Requirements: Below are records to be output exactly, every one of them.

Data listing:
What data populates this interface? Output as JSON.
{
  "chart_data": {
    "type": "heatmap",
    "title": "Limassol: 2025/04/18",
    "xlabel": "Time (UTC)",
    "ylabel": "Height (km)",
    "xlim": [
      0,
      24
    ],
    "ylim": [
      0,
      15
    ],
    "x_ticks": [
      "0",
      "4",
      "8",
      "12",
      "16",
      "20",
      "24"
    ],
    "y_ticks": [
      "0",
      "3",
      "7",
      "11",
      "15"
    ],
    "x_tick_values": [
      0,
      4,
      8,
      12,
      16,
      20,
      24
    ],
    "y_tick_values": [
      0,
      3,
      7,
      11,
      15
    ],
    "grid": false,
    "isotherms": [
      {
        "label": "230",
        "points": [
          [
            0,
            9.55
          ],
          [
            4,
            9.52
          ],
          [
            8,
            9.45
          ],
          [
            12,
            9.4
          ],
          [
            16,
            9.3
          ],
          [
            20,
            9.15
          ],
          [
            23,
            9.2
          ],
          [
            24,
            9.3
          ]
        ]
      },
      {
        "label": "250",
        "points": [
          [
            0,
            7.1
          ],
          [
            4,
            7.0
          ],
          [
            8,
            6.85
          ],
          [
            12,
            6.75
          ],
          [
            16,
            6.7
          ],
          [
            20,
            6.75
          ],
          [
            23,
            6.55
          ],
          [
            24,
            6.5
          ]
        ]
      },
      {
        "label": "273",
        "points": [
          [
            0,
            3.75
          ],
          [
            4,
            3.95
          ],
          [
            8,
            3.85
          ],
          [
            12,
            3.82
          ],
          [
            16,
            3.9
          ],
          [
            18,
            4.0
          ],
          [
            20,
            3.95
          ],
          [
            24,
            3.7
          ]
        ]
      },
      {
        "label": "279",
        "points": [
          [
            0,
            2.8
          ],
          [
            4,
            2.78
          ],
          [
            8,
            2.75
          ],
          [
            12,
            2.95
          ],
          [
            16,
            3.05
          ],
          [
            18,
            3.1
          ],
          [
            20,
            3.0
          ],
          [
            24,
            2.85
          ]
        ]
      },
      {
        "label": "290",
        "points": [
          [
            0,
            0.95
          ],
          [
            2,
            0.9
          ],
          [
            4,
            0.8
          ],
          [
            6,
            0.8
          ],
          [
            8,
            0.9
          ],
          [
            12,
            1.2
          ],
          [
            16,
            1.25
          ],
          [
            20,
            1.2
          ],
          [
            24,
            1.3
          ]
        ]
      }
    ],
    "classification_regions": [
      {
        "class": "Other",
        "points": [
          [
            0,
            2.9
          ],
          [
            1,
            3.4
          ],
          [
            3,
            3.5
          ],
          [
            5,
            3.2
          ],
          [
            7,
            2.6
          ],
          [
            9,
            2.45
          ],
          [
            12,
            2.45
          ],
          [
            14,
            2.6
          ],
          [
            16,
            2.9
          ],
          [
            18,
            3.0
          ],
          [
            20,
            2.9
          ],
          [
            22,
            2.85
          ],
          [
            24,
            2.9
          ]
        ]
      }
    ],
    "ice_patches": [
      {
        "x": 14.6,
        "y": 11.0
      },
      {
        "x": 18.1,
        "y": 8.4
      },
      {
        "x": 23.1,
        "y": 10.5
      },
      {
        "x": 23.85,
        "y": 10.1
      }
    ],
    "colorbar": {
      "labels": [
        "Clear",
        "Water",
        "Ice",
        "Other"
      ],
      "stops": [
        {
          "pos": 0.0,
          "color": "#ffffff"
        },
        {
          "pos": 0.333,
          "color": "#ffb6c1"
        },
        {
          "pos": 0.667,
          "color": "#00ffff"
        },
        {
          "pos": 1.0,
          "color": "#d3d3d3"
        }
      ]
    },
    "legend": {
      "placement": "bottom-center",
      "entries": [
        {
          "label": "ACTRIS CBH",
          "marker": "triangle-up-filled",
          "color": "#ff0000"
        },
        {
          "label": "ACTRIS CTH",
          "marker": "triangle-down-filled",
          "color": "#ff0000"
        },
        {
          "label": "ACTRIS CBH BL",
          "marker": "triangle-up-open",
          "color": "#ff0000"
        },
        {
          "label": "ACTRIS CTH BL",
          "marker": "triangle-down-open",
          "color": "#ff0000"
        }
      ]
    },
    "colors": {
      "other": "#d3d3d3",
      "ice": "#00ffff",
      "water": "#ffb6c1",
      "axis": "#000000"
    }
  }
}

Result below:
What data populates this interface? Output as JSON.
{
  "chart_data": {
    "type": "heatmap",
    "title": "Limassol: 2025/04/18",
    "xlabel": "Time (UTC)",
    "ylabel": "Height (km)",
    "xlim": [
      0,
      24
    ],
    "ylim": [
      0,
      15
    ],
    "x_ticks": [
      "0",
      "4",
      "8",
      "12",
      "16",
      "20",
      "24"
    ],
    "y_ticks": [
      "0",
      "3",
      "7",
      "11",
      "15"
    ],
    "x_tick_values": [
      0,
      4,
      8,
      12,
      16,
      20,
      24
    ],
    "y_tick_values": [
      0,
      3,
      7,
      11,
      15
    ],
    "grid": false,
    "isotherms": [
      {
        "label": "230",
        "points": [
          [
            0,
            9.55
          ],
          [
            4,
            9.52
          ],
          [
            8,
            9.45
          ],
          [
            12,
            9.4
          ],
          [
            16,
            9.3
          ],
          [
            20,
            9.15
          ],
          [
            23,
            9.2
          ],
          [
            24,
            9.3
          ]
        ]
      },
      {
        "label": "250",
        "points": [
          [
            0,
            7.1
          ],
          [
            4,
            7.0
          ],
          [
            8,
            6.85
          ],
          [
            12,
            6.75
          ],
          [
            16,
            6.7
          ],
          [
            20,
            6.75
          ],
          [
            23,
            6.55
          ],
          [
            24,
            6.5
          ]
        ]
      },
      {
        "label": "273",
        "points": [
          [
            0,
            3.75
          ],
          [
            4,
            3.95
          ],
          [
            8,
            3.85
          ],
          [
            12,
            3.82
          ],
          [
            16,
            3.9
          ],
          [
            18,
            4.0
          ],
          [
            20,
            3.95
          ],
          [
            24,
            3.7
          ]
        ]
      },
      {
        "label": "279",
        "points": [
          [
            0,
            2.8
          ],
          [
            4,
            2.78
          ],
          [
            8,
            2.75
          ],
          [
            12,
            2.95
          ],
          [
            16,
            3.05
          ],
          [
            18,
            3.1
          ],
          [
            20,
            3.0
          ],
          [
            24,
            2.85
          ]
        ]
      },
      {
        "label": "290",
        "points": [
          [
            0,
            0.95
          ],
          [
            2,
            0.9
          ],
          [
            4,
            0.8
          ],
          [
            6,
            0.8
          ],
          [
            8,
            0.9
          ],
          [
            12,
            1.2
          ],
          [
            16,
            1.25
          ],
          [
            20,
            1.2
          ],
          [
            24,
            1.3
          ]
        ]
      }
    ],
    "classification_regions": [
      {
        "class": "Other",
        "points": [
          [
            0,
            2.9
          ],
          [
            1,
            3.4
          ],
          [
            3,
            3.5
          ],
          [
            5,
            3.2
          ],
          [
            7,
            2.6
          ],
          [
            9,
            2.45
          ],
          [
            12,
            2.45
          ],
          [
            14,
            2.6
          ],
          [
            16,
            2.9
          ],
          [
            18,
            3.0
          ],
          [
            20,
            2.9
          ],
          [
            22,
            2.85
          ],
          [
            24,
            2.9
          ]
        ]
      }
    ],
    "ice_patches": [
      {
        "x": 14.6,
        "y": 11.0
      },
      {
        "x": 18.1,
        "y": 8.4
      },
      {
        "x": 23.1,
        "y": 10.5
      },
      {
        "x": 23.85,
        "y": 10.1
      }
    ],
    "colorbar": {
      "labels": [
        "Clear",
        "Water",
        "Ice",
        "Other"
      ],
      "stops": [
        {
          "pos": 0.0,
          "color": "#ffffff"
        },
        {
          "pos": 0.333,
          "color": "#ffb6c1"
        },
        {
          "pos": 0.667,
          "color": "#00ffff"
        },
        {
          "pos": 1.0,
          "color": "#d3d3d3"
        }
      ]
    },
    "legend": {
      "placement": "bottom-center",
      "entries": [
        {
          "label": "ACTRIS CBH",
          "marker": "triangle-up-filled",
          "color": "#ff0000"
        },
        {
          "label": "ACTRIS CTH",
          "marker": "triangle-down-filled",
          "color": "#ff0000"
        },
        {
          "label": "ACTRIS CBH BL",
          "marker": "triangle-up-open",
          "color": "#ff0000"
        },
        {
          "label": "ACTRIS CTH BL",
          "marker": "triangle-down-open",
          "color": "#ff0000"
        }
      ]
    },
    "colors": {
      "other": "#d3d3d3",
      "ice": "#00ffff",
      "water": "#ffb6c1",
      "axis": "#000000"
    }
  }
}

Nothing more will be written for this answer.